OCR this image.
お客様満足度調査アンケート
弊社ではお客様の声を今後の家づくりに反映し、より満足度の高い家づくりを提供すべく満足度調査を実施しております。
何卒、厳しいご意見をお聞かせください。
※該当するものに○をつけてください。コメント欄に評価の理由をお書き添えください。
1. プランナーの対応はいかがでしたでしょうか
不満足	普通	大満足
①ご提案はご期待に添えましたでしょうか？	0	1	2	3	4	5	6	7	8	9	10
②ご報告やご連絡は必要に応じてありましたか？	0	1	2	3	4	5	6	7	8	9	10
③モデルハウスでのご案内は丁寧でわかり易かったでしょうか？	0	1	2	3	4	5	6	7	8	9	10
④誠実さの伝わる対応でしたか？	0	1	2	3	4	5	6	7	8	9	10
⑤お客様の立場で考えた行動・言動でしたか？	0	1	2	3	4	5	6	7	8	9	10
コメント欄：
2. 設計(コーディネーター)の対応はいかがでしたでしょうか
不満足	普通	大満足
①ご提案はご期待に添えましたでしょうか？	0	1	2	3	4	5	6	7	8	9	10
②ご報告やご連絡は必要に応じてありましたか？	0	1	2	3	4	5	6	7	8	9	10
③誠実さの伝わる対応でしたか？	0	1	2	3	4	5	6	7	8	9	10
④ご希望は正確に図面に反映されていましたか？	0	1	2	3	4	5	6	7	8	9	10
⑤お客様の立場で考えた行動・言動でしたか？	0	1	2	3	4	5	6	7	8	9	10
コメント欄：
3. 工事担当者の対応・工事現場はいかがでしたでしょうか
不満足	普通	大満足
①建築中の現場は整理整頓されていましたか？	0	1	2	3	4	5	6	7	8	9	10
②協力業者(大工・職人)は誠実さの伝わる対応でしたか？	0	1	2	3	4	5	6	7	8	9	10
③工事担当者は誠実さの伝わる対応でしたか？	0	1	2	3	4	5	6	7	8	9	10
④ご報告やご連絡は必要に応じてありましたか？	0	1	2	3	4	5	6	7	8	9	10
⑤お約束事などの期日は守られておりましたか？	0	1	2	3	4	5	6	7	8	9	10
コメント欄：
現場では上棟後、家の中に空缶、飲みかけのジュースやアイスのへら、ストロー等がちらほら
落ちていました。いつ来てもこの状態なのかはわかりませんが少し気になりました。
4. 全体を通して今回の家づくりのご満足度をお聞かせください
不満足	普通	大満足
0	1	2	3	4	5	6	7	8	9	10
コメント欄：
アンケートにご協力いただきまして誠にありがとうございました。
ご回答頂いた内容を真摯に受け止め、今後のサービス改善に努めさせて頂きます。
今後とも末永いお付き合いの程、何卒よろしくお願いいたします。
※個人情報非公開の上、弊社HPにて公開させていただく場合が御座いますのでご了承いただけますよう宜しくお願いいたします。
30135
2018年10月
========================================================================
** Required task **
Copy every line of the records word for word.

** Task output **
OCR this image.
お客様満足度調査アンケート
弊社ではお客様の声を今後の家づくりに反映し、より満足度の高い家づくりを提供すべく満足度調査を実施しております。
何卒、厳しいご意見をお聞かせください。
※該当するものに○をつけてください。コメント欄に評価の理由をお書き添えください。
1. プランナーの対応はいかがでしたでしょうか
不満足	普通	大満足
①ご提案はご期待に添えましたでしょうか？	0	1	2	3	4	5	6	7	8	9	10
②ご報告やご連絡は必要に応じてありましたか？	0	1	2	3	4	5	6	7	8	9	10
③モデルハウスでのご案内は丁寧でわかり易かったでしょうか？	0	1	2	3	4	5	6	7	8	9	10
④誠実さの伝わる対応でしたか？	0	1	2	3	4	5	6	7	8	9	10
⑤お客様の立場で考えた行動・言動でしたか？	0	1	2	3	4	5	6	7	8	9	10
コメント欄：
2. 設計(コーディネーター)の対応はいかがでしたでしょうか
不満足	普通	大満足
①ご提案はご期待に添えましたでしょうか？	0	1	2	3	4	5	6	7	8	9	10
②ご報告やご連絡は必要に応じてありましたか？	0	1	2	3	4	5	6	7	8	9	10
③誠実さの伝わる対応でしたか？	0	1	2	3	4	5	6	7	8	9	10
④ご希望は正確に図面に反映されていましたか？	0	1	2	3	4	5	6	7	8	9	10
⑤お客様の立場で考えた行動・言動でしたか？	0	1	2	3	4	5	6	7	8	9	10
コメント欄：
3. 工事担当者の対応・工事現場はいかがでしたでしょうか
不満足	普通	大満足
①建築中の現場は整理整頓されていましたか？	0	1	2	3	4	5	6	7	8	9	10
②協力業者(大工・職人)は誠実さの伝わる対応でしたか？	0	1	2	3	4	5	6	7	8	9	10
③工事担当者は誠実さの伝わる対応でしたか？	0	1	2	3	4	5	6	7	8	9	10
④ご報告やご連絡は必要に応じてありましたか？	0	1	2	3	4	5	6	7	8	9	10
⑤お約束事などの期日は守られておりましたか？	0	1	2	3	4	5	6	7	8	9	10
コメント欄：
現場では上棟後、家の中に空缶、飲みかけのジュースやアイスのへら、ストロー等がちらほら
落ちていました。いつ来てもこの状態なのかはわかりませんが少し気になりました。
4. 全体を通して今回の家づくりのご満足度をお聞かせください
不満足	普通	大満足
0	1	2	3	4	5	6	7	8	9	10
コメント欄：
アンケートにご協力いただきまして誠にありがとうございました。
ご回答頂いた内容を真摯に受け止め、今後のサービス改善に努めさせて頂きます。
今後とも末永いお付き合いの程、何卒よろしくお願いいたします。
※個人情報非公開の上、弊社HPにて公開させていただく場合が御座いますのでご了承いただけますよう宜しくお願いいたします。
30135
2018年10月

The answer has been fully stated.